- **WORK TO BE COMPLETED**: Lines that hold the word "JSON" should be located and copied.

- **DATA SHOWN**:
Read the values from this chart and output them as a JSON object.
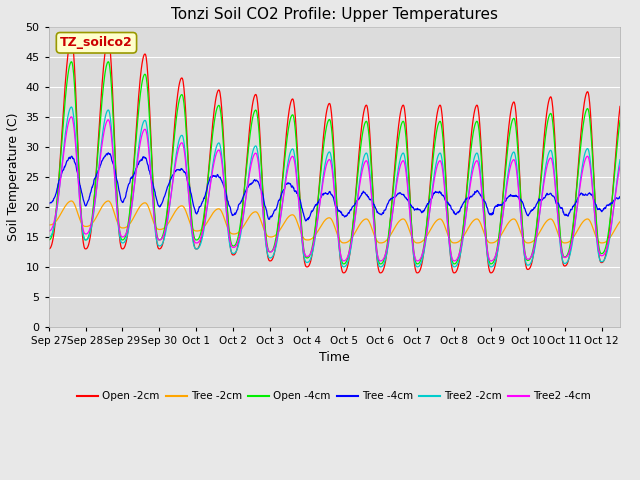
{
  "title": "Tonzi Soil CO2 Profile: Upper Temperatures",
  "xlabel": "Time",
  "ylabel": "Soil Temperature (C)",
  "ylim": [
    0,
    50
  ],
  "yticks": [
    0,
    5,
    10,
    15,
    20,
    25,
    30,
    35,
    40,
    45,
    50
  ],
  "fig_bg_color": "#e8e8e8",
  "plot_bg_color": "#dcdcdc",
  "legend_label": "TZ_soilco2",
  "series": [
    {
      "label": "Open -2cm",
      "color": "#ff0000"
    },
    {
      "label": "Tree -2cm",
      "color": "#ffa500"
    },
    {
      "label": "Open -4cm",
      "color": "#00ee00"
    },
    {
      "label": "Tree -4cm",
      "color": "#0000ff"
    },
    {
      "label": "Tree2 -2cm",
      "color": "#00cccc"
    },
    {
      "label": "Tree2 -4cm",
      "color": "#ff00ff"
    }
  ],
  "xticklabels": [
    "Sep 27",
    "Sep 28",
    "Sep 29",
    "Sep 30",
    "Oct 1",
    "Oct 2",
    "Oct 3",
    "Oct 4",
    "Oct 5",
    "Oct 6",
    "Oct 7",
    "Oct 8",
    "Oct 9",
    "Oct 10",
    "Oct 11",
    "Oct 12"
  ],
  "n_days": 15.5,
  "samples_per_day": 96
}
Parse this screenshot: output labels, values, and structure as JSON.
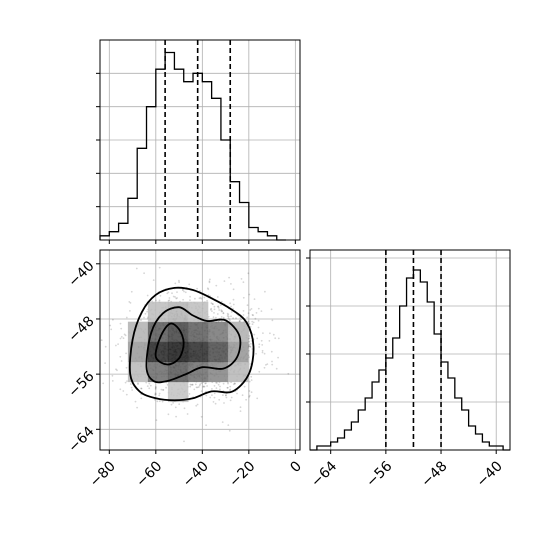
{
  "chart_data": {
    "type": "corner",
    "title": "",
    "parameters": [
      {
        "name": "",
        "range": [
          -84,
          2
        ],
        "ticks": [
          -80,
          -60,
          -40,
          -20,
          0
        ],
        "tick_labels": [
          "−80",
          "−60",
          "−40",
          "−20",
          "0"
        ]
      },
      {
        "name": "",
        "range": [
          -67,
          -38
        ],
        "ticks": [
          -64,
          -56,
          -48,
          -40
        ],
        "tick_labels": [
          "−64",
          "−56",
          "−48",
          "−40"
        ]
      }
    ],
    "panels": [
      {
        "type": "histogram",
        "parameter_index": 0,
        "grid": true,
        "bin_edges": [
          -84,
          -80,
          -76,
          -72,
          -68,
          -64,
          -60,
          -56,
          -52,
          -48,
          -44,
          -40,
          -36,
          -32,
          -28,
          -24,
          -20,
          -16,
          -12,
          -8,
          -4
        ],
        "counts": [
          1,
          2,
          4,
          10,
          22,
          32,
          41,
          45,
          41,
          38,
          40,
          38,
          34,
          24,
          14,
          9,
          3,
          2,
          1,
          0
        ],
        "ylim": [
          0,
          48
        ],
        "quantiles": [
          -56,
          -42,
          -28
        ]
      },
      {
        "type": "histogram",
        "parameter_index": 1,
        "grid": true,
        "bin_edges": [
          -67,
          -66,
          -65,
          -64,
          -63,
          -62,
          -61,
          -60,
          -59,
          -58,
          -57,
          -56,
          -55,
          -54,
          -53,
          -52,
          -51,
          -50,
          -49,
          -48,
          -47,
          -46,
          -45,
          -44,
          -43,
          -42,
          -41,
          -40,
          -39,
          -38
        ],
        "counts": [
          0,
          1,
          1,
          2,
          3,
          5,
          7,
          10,
          13,
          17,
          20,
          23,
          28,
          36,
          43,
          45,
          42,
          37,
          29,
          22,
          18,
          13,
          10,
          6,
          4,
          2,
          1,
          1,
          0
        ],
        "ylim": [
          0,
          50
        ],
        "quantiles": [
          -56,
          -52,
          -48
        ]
      },
      {
        "type": "2d_density",
        "x_parameter": 0,
        "y_parameter": 1,
        "grid": true,
        "xlim": [
          -84,
          2
        ],
        "ylim": [
          -67,
          -38
        ],
        "modes": [
          {
            "x": -55,
            "y": -52.5,
            "weight": 1.0
          },
          {
            "x": -34,
            "y": -52.5,
            "weight": 0.7
          }
        ],
        "contour_levels": 3,
        "scatter_points": true
      }
    ]
  }
}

- **ANSWER TO THIS PROBLEM**:
Read the values from this chart and output them as a JSON object.
Parse this screenshot: output labels, values, and structure as JSON.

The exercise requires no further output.